§ **OBJECTIVE**
Your task is to extract every entry that follows word for word while excluding the pictures.

(Data extracted from a collection)
|---|

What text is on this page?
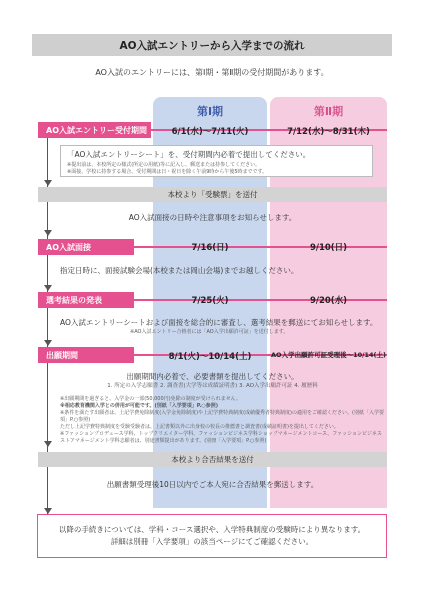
AO入試エントリーから入学までの流れ
AO入試のエントリーには、第Ⅰ期・第Ⅱ期の受付期間があります。
第Ⅰ期	第Ⅱ期
AO入試エントリー受付期間	6/1(水)〜7/11(火)	7/12(水)〜8/31(木)
「AO入試エントリーシート」を、受付期間内必着で提出してください。
※提出前は、本校所定の様式(所定の用紙)等に記入し、郵送または持参してください。
※面接、学校に持参する場合、受付期間は日・祝日を除く午前9時から午後5時までです。
本校より「受験票」を送付
AO入試面接の日時や注意事項をお知らせします。
AO入試面接	7/16(日)	9/10(日)
指定日時に、面接試験会場(本校または岡山会場)までお越しください。
選考結果の発表	7/25(火)	9/20(水)
AO入試エントリーシートおよび面接を総合的に審査し、選考結果を郵送にてお知らせします。
※AO入試エントリー合格者には「AO入学出願許可証」を送付します。
出願期間	8/1(火)〜10/14(土)	AO入学出願許可証受理後〜10/14(土)
出願期間内必着で、必要書類を提出してください。
1. 所定の入学志願書 2. 調査書(大学等は成績証明書) 3. AO入学出願許可証 4. 履歴料
※出願期間を過ぎると、入学金の一部(50,000円)免除の制度が受けられません。
※相応教育機関入学との併用が可能です。(別紙「入学要項」P.○参照)
※条件を満たす出願者は、上記学費免除制度(入学金免除制度)や上記学費特典制度(成績優秀者特典制度)の適用をご確認ください。(別紙「入学要項」P.○参照)
ただし上記学費特典制度を受験受験者は、上記書類以外に出身校の校長の推薦書と調査書(成績証明書)を提出してください。
※ファッションプロデュース学科、トップクリエイター学科、ファッションビジネス学科ショップマネージメントコース、ファッションビジネス
ストアマネージメント学科志願者は、別途書類提出があります。(別冊「入学要項」P.○参照)
本校より合否結果を送付
出願書類受理後10日以内でご本人宛に合否結果を郵送します。
以降の手続きについては、学科・コース選択や、入学特典制度の受験時により異なります。
詳細は別冊「入学要項」の該当ページにてご確認ください。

|---|

§ **THE RESULT**
What text is on this page?
AO入試エントリーから入学までの流れ
AO入試のエントリーには、第Ⅰ期・第Ⅱ期の受付期間があります。
第Ⅰ期	第Ⅱ期
AO入試エントリー受付期間	6/1(水)〜7/11(火)	7/12(水)〜8/31(木)
「AO入試エントリーシート」を、受付期間内必着で提出してください。
※提出前は、本校所定の様式(所定の用紙)等に記入し、郵送または持参してください。
※面接、学校に持参する場合、受付期間は日・祝日を除く午前9時から午後5時までです。
本校より「受験票」を送付
AO入試面接の日時や注意事項をお知らせします。
AO入試面接	7/16(日)	9/10(日)
指定日時に、面接試験会場(本校または岡山会場)までお越しください。
選考結果の発表	7/25(火)	9/20(水)
AO入試エントリーシートおよび面接を総合的に審査し、選考結果を郵送にてお知らせします。
※AO入試エントリー合格者には「AO入学出願許可証」を送付します。
出願期間	8/1(火)〜10/14(土)	AO入学出願許可証受理後〜10/14(土)
出願期間内必着で、必要書類を提出してください。
1. 所定の入学志願書 2. 調査書(大学等は成績証明書) 3. AO入学出願許可証 4. 履歴料
※出願期間を過ぎると、入学金の一部(50,000円)免除の制度が受けられません。
※相応教育機関入学との併用が可能です。(別紙「入学要項」P.○参照)
※条件を満たす出願者は、上記学費免除制度(入学金免除制度)や上記学費特典制度(成績優秀者特典制度)の適用をご確認ください。(別紙「入学要項」P.○参照)
ただし上記学費特典制度を受験受験者は、上記書類以外に出身校の校長の推薦書と調査書(成績証明書)を提出してください。
※ファッションプロデュース学科、トップクリエイター学科、ファッションビジネス学科ショップマネージメントコース、ファッションビジネス
ストアマネージメント学科志願者は、別途書類提出があります。(別冊「入学要項」P.○参照)
本校より合否結果を送付
出願書類受理後10日以内でご本人宛に合否結果を郵送します。
以降の手続きについては、学科・コース選択や、入学特典制度の受験時により異なります。
詳細は別冊「入学要項」の該当ページにてご確認ください。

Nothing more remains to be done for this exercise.